» Items

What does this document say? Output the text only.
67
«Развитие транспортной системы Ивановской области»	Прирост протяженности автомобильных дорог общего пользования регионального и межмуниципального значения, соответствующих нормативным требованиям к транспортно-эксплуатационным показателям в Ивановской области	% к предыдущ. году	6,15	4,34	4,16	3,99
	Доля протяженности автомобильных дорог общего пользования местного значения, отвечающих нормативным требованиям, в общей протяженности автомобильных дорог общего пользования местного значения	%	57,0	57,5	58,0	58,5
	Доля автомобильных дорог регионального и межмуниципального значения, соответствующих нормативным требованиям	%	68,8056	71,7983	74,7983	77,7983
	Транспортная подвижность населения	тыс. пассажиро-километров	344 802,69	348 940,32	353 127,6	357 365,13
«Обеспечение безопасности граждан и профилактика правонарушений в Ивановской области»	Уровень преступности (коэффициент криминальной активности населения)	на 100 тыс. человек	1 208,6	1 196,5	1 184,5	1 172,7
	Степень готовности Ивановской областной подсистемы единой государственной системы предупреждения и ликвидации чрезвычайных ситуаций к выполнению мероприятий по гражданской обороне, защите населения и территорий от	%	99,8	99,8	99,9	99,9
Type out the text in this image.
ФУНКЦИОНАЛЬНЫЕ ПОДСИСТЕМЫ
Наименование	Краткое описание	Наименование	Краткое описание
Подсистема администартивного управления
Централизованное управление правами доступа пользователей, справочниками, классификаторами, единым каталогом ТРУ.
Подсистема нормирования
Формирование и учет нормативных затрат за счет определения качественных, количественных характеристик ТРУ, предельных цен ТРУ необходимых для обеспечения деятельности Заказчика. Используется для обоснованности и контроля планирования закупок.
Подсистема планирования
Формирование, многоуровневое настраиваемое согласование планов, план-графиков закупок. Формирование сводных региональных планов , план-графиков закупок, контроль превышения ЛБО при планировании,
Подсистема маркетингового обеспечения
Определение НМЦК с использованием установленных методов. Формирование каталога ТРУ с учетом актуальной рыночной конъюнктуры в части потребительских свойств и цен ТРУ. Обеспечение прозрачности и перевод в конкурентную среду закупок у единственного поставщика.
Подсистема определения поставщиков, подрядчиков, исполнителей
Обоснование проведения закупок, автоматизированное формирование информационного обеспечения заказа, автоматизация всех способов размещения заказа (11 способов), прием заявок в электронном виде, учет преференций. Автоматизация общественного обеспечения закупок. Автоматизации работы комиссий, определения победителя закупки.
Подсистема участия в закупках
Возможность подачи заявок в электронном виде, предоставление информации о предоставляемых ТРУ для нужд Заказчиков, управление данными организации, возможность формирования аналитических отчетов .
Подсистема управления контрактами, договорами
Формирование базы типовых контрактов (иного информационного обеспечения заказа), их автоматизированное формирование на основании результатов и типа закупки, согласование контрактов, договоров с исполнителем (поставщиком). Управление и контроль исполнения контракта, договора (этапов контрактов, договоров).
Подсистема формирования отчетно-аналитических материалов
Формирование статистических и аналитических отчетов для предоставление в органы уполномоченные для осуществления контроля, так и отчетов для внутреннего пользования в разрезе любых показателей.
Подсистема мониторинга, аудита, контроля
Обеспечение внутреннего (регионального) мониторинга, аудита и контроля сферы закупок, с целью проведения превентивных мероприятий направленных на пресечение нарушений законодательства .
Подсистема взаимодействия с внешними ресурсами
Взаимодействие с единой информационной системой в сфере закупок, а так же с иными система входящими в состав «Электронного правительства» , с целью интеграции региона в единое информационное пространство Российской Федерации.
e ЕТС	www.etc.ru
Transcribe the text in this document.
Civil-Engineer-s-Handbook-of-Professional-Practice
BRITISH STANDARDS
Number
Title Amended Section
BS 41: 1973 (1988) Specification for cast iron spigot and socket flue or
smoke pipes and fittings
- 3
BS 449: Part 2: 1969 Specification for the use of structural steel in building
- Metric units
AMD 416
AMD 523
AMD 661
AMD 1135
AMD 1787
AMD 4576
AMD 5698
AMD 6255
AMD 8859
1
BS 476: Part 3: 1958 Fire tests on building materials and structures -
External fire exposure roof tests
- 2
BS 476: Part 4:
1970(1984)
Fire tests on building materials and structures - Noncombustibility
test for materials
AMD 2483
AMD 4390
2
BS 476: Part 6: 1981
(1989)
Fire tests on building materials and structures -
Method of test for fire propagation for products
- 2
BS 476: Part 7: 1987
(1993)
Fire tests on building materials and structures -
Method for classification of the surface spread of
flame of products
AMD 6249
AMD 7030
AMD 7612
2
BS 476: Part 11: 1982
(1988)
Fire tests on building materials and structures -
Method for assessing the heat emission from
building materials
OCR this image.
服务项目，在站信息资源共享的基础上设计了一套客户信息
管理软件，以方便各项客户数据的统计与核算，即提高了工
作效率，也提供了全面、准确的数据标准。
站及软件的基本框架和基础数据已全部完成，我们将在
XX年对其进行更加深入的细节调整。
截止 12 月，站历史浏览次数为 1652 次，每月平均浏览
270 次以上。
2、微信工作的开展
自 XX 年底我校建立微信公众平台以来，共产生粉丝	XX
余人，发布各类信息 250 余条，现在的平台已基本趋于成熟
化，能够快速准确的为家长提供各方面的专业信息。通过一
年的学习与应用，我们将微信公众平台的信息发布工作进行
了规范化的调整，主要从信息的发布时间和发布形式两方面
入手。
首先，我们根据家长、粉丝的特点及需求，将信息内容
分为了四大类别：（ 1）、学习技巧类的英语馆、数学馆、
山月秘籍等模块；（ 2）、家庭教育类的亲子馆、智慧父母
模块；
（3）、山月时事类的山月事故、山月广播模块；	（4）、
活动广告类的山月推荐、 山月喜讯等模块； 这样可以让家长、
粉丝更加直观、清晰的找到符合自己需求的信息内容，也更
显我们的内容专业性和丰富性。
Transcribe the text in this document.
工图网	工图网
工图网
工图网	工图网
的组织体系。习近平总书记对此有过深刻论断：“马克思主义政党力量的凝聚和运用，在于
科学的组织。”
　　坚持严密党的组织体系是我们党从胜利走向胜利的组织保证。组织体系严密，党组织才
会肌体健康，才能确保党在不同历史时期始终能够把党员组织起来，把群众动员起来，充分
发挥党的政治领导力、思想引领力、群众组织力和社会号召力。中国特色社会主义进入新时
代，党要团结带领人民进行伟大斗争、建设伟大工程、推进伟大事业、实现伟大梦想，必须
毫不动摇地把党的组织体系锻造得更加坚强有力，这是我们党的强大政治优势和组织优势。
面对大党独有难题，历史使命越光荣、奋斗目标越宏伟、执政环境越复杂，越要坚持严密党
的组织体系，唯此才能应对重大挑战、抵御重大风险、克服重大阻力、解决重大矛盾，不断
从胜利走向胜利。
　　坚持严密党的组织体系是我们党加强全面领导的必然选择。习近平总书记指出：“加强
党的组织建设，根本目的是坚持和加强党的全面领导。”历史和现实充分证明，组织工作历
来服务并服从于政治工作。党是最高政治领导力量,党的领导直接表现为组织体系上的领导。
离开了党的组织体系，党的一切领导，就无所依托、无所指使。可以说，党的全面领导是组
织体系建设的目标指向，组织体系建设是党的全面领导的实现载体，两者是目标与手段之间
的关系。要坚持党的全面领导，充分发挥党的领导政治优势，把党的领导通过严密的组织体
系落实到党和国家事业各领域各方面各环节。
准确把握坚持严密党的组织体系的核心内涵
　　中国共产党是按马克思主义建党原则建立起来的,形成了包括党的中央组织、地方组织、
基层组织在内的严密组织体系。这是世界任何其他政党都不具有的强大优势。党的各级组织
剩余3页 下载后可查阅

» What this task involves
Extract every line containing the string "виде" from the data above.

» Response
Обоснование проведения закупок, автоматизированное формирование информационного обеспечения заказа, автоматизация всех способов размещения заказа (11 способов), прием заявок в электронном виде, учет преференций. Автоматизация общественного обеспечения закупок. Автоматизации работы комиссий, определения победителя закупки.
Возможность подачи заявок в электронном виде, предоставление информации о предоставляемых ТРУ для нужд Заказчиков, управление данными организации, возможность формирования аналитических отчетов .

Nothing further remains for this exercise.